Task objective>
On the research page, who are the coauthors listed for the paper showing that QAC^0 contains TC^0 with many copies of the input?

Source text>
**********

Research

Here is some of my work (click for abstract):

On the Advantage of Adaptivity for Sampling with Cell Probes - with Farzan Byramji, Daniel Kane, and Anthony Ostuni We construct an explicit distribution $\mathbf{D}$ over $\{0,1\}^N$ that exhibits an essentially optimal separation between adaptive and non-adaptive cell-probe sampling. The distribution can be sampled exactly when each output bit is allowed two adaptive probes to an arbitrarily long sequence of independent uniform symbols from $[N]$. In contrast, any non-adaptive sampler requires $\tilde{\Omega}(N)$ non-adaptive cell probes to generate a distribution with total variation distance less than $1-o(1)$ from $\mathbf{D}$. This provides a $2$-vs-$\tilde{\Omega}(N)$ separation for sampling with adaptive versus non-adaptive cell probes, improving upon the $2$-vs-$\tilde{\Omega}(\log N)$ separation of Yu and Zhan (ITCS '24) and the $(\log N)^{O(1)}$-vs-$N^{\Omega(1)}$ separation of Alekseev, G\"o\"os, Myasnikov, Riazanov, and Sokolov (STOC '26).

arXiv

Hard-to-Sample Distributions from Robust Extractors - with Farzan Byramji, Daniel Kane, and Anthony Ostuni We provide a unified method for constructing explicit distributions which are difficult for restricted models of computation to generate. Our constructions are based on a new notion of \emph{robust extractors}, which are extractors that remain sound even when a small number of points violate the min-entropy constraint. Using such objects, we show that for a broad range of sampling models (e.g., low-depth circuits, small-space sources, etc.), every output of the model has distance $1 - o(1)$ from our target distribution, qualitatively recovering essentially all previously known hardness results. Our work extends that of Viola (SICOMP '14), who developed an earlier unified framework based on traditional extractors to rule out sampling with very small error. As a further application of our technique, we leverage a recent extractor construction of Chattopadhyay, Goodman, and Gurumukhani (ITCS '24) to present the first explicit distribution with distance $1 - o(1)$ from the output of any low-degree $\mathbb{F}_2$-polynomial source. We also describe a potential avenue toward proving a similar hardness result for $\mathsf{AC^0}[\oplus]$ circuits.

arXiv

$\mathsf{QAC}^0$ Contains $\mathsf{TC}^0$ (with Many Copies of the Input) - with Daniel Grier and Kewen Wu $\mathsf{QAC}^0$ is the class of constant-depth polynomial-size quantum circuits constructed from arbitrary single-qubit gates and generalized Toffoli gates. It is arguably the smallest natural class of constant-depth quantum computation which has not been shown useful for computing \emph{any} non-trivial Boolean function. Despite this, many attempts to port classical $\mathsf{AC}^0$ lower bounds to $\mathsf{QAC}^0$ have failed. We give one possible explanation of this: $\mathsf{QAC}^0$ circuits are significantly more powerful than their classical counterparts. We show the unconditional separation $\mathsf{QAC}^0\not\subset\mathsf{AC}^0[p]$ for \emph{decision} problems, which also resolves for the first time whether $\mathsf{AC}^0$ could be more powerful than $\mathsf{QAC}^0$. Moreover, we prove that $\mathsf{QAC}^0$ circuits can compute a wide range of Boolean functions if given multiple copies of the input: $\mathsf{TC}^0 \subseteq \mathsf{QAC}^0 \circ \mathsf{NC}^0$. Along the way, we introduce an amplitude amplification technique that makes several approximate constant-depth constructions exact.

**********

Collected material>
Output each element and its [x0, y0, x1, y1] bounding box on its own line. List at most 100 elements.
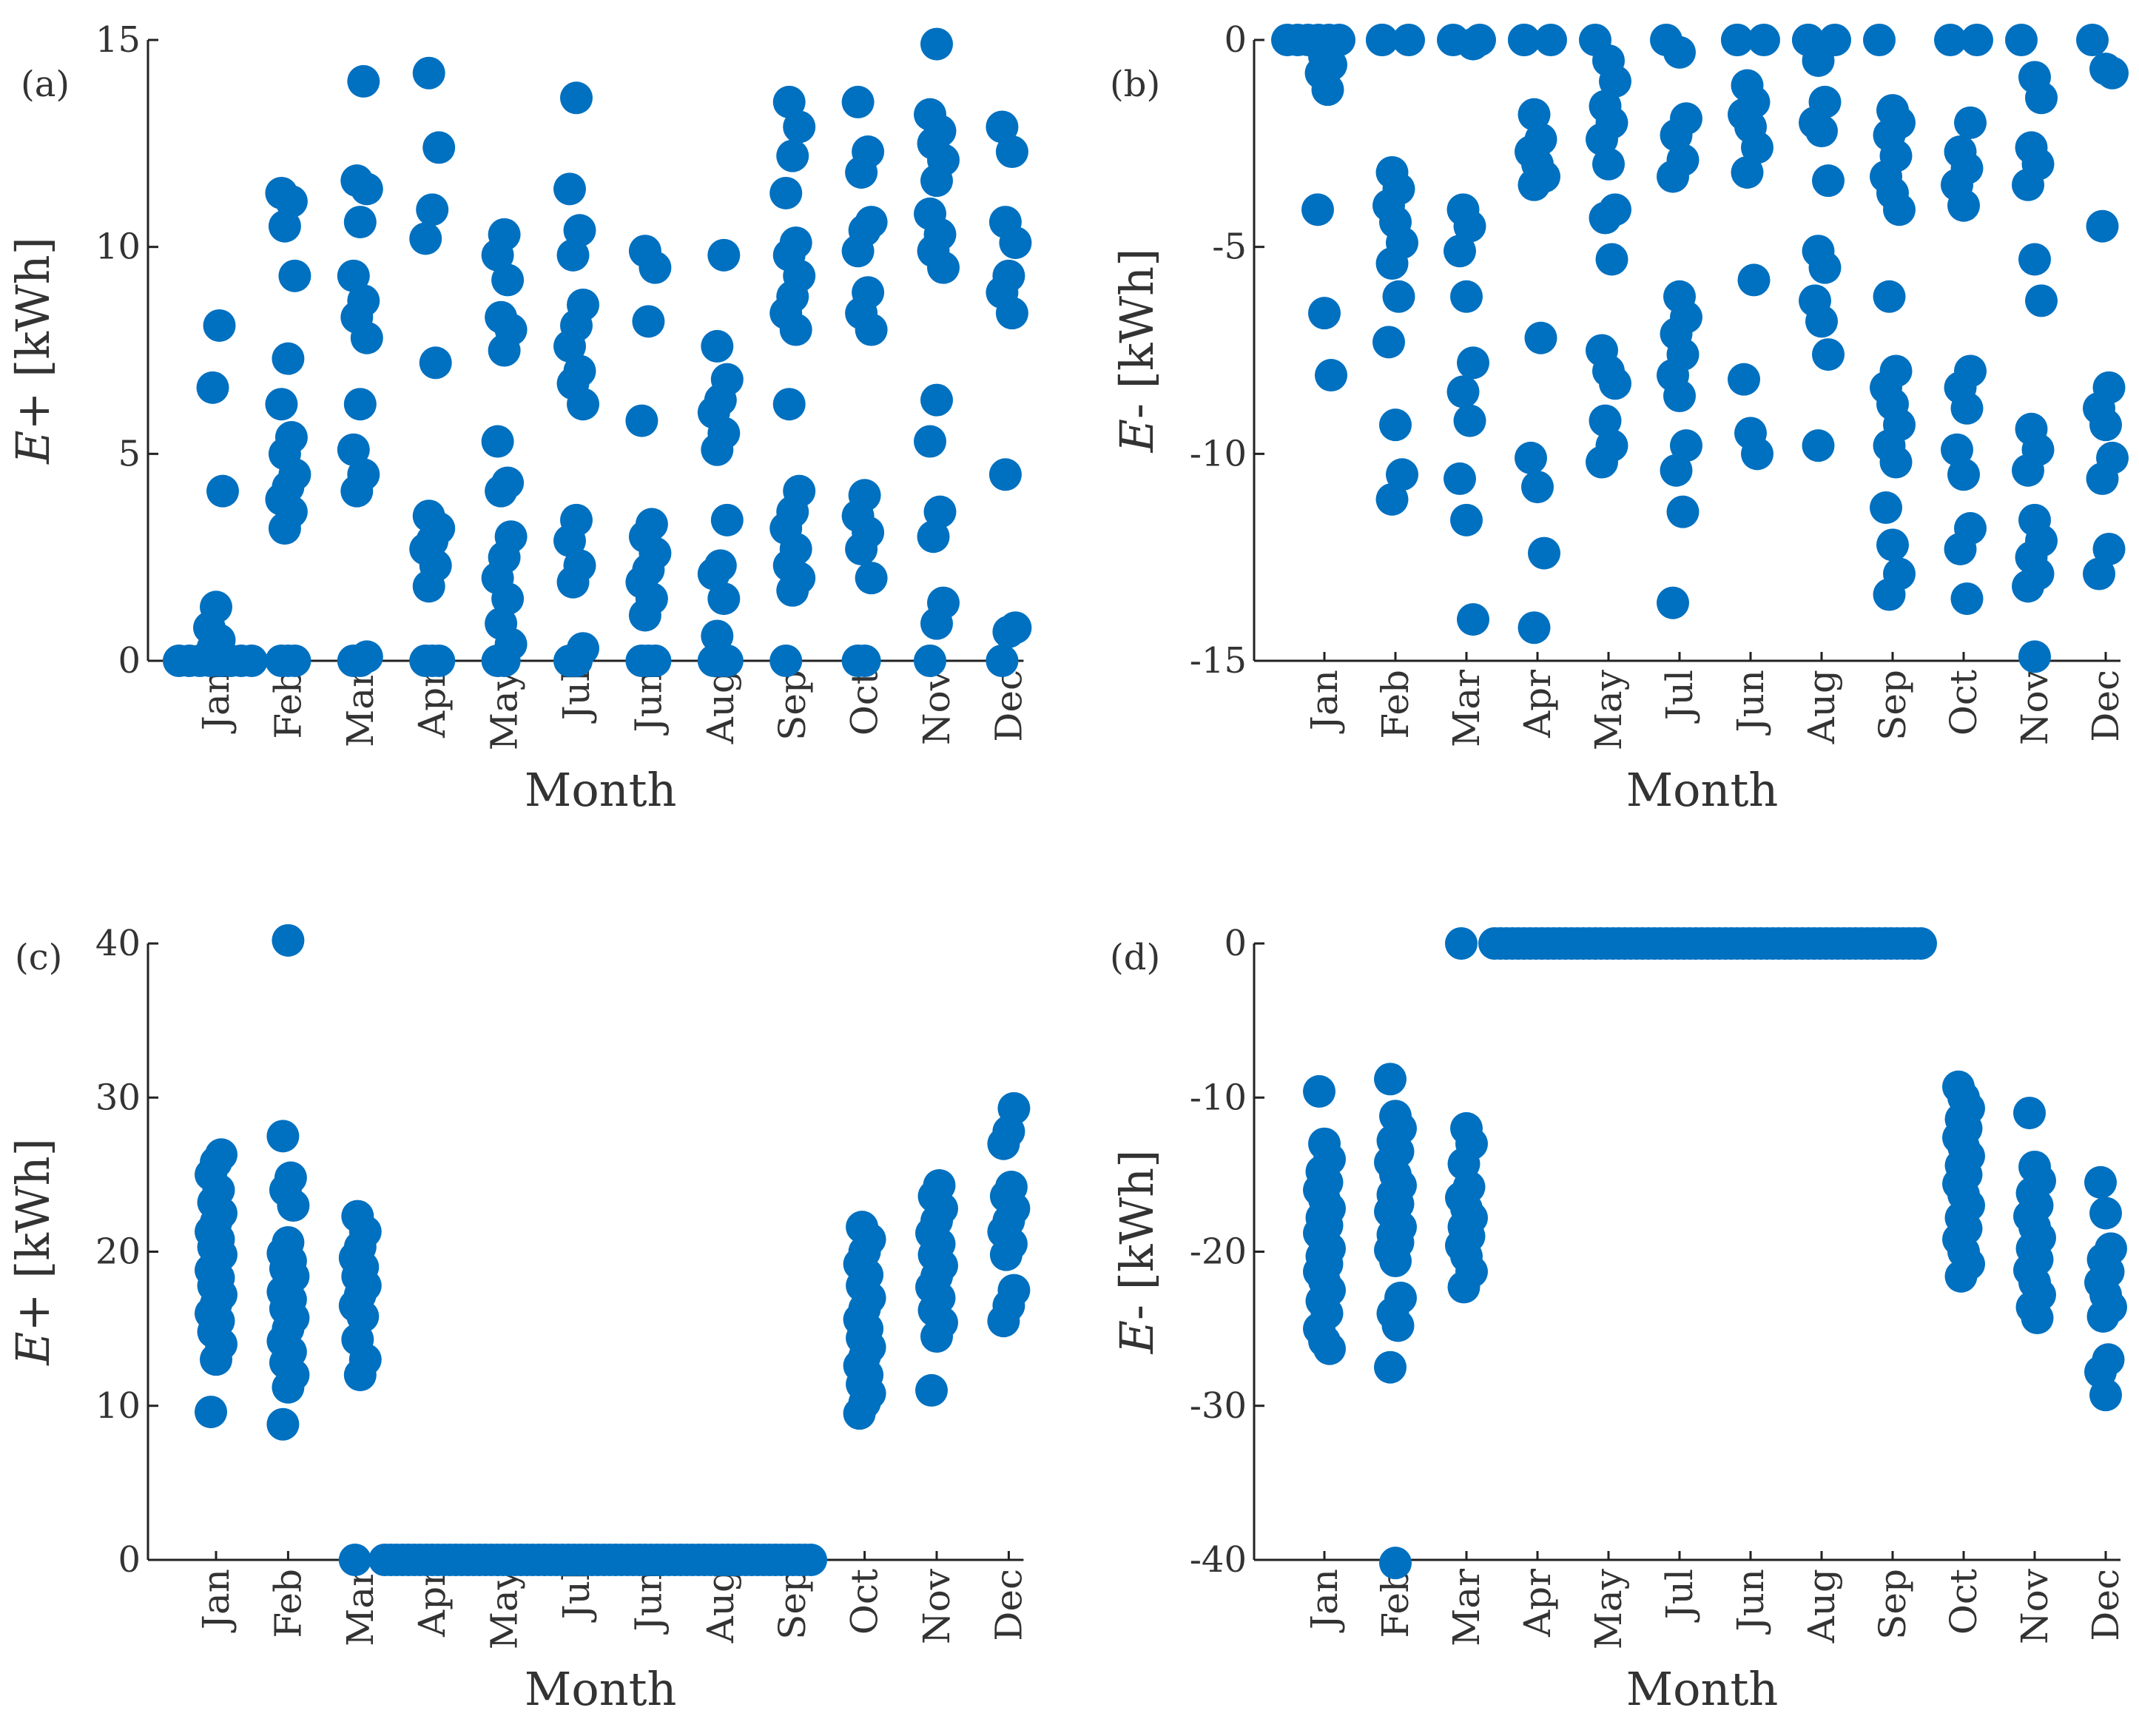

**********

Worked answer>
Daniel Grier and Kewen Wu